┌──
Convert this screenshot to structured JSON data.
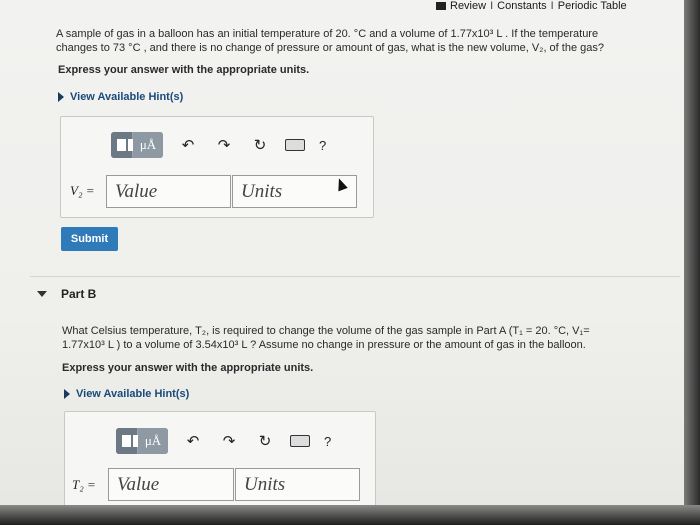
{
  "header": {
    "review": "Review",
    "constants": "Constants",
    "periodic_table": "Periodic Table",
    "sep": "I"
  },
  "partA": {
    "question_l1": "A sample of gas in a balloon has an initial temperature of 20. °C and a volume of 1.77x10³ L . If the temperature",
    "question_l2": "changes to 73 °C , and there is no change of pressure or amount of gas, what is the new volume, V₂, of the gas?",
    "express": "Express your answer with the appropriate units.",
    "hint": "View Available Hint(s)",
    "variable": "V₂ =",
    "value_placeholder": "Value",
    "units_placeholder": "Units",
    "submit": "Submit",
    "mu_label": "μÅ"
  },
  "partB": {
    "title": "Part B",
    "question_l1": "What Celsius temperature, T₂, is required to change the volume of the gas sample in Part A (T₁ = 20. °C, V₁=",
    "question_l2": "1.77x10³ L ) to a volume of 3.54x10³ L ? Assume no change in pressure or the amount of gas in the balloon.",
    "express": "Express your answer with the appropriate units.",
    "hint": "View Available Hint(s)",
    "variable": "T₂ =",
    "value_placeholder": "Value",
    "units_placeholder": "Units",
    "mu_label": "μÅ"
  },
  "toolbar": {
    "undo": "↶",
    "redo": "↷",
    "reset": "↻",
    "help": "?"
  }
}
└──
= Instructions for the task =
Reproduce the listing word for word and omit its pictures.

= Exercise response =
Convert this screenshot to structured JSON data.
{
  "header": {
    "review": "Review",
    "constants": "Constants",
    "periodic_table": "Periodic Table",
    "sep": "I"
  },
  "partA": {
    "question_l1": "A sample of gas in a balloon has an initial temperature of 20. °C and a volume of 1.77x10³ L . If the temperature",
    "question_l2": "changes to 73 °C , and there is no change of pressure or amount of gas, what is the new volume, V₂, of the gas?",
    "express": "Express your answer with the appropriate units.",
    "hint": "View Available Hint(s)",
    "variable": "V₂ =",
    "value_placeholder": "Value",
    "units_placeholder": "Units",
    "submit": "Submit",
    "mu_label": "μÅ"
  },
  "partB": {
    "title": "Part B",
    "question_l1": "What Celsius temperature, T₂, is required to change the volume of the gas sample in Part A (T₁ = 20. °C, V₁=",
    "question_l2": "1.77x10³ L ) to a volume of 3.54x10³ L ? Assume no change in pressure or the amount of gas in the balloon.",
    "express": "Express your answer with the appropriate units.",
    "hint": "View Available Hint(s)",
    "variable": "T₂ =",
    "value_placeholder": "Value",
    "units_placeholder": "Units",
    "mu_label": "μÅ"
  },
  "toolbar": {
    "undo": "↶",
    "redo": "↷",
    "reset": "↻",
    "help": "?"
  }
}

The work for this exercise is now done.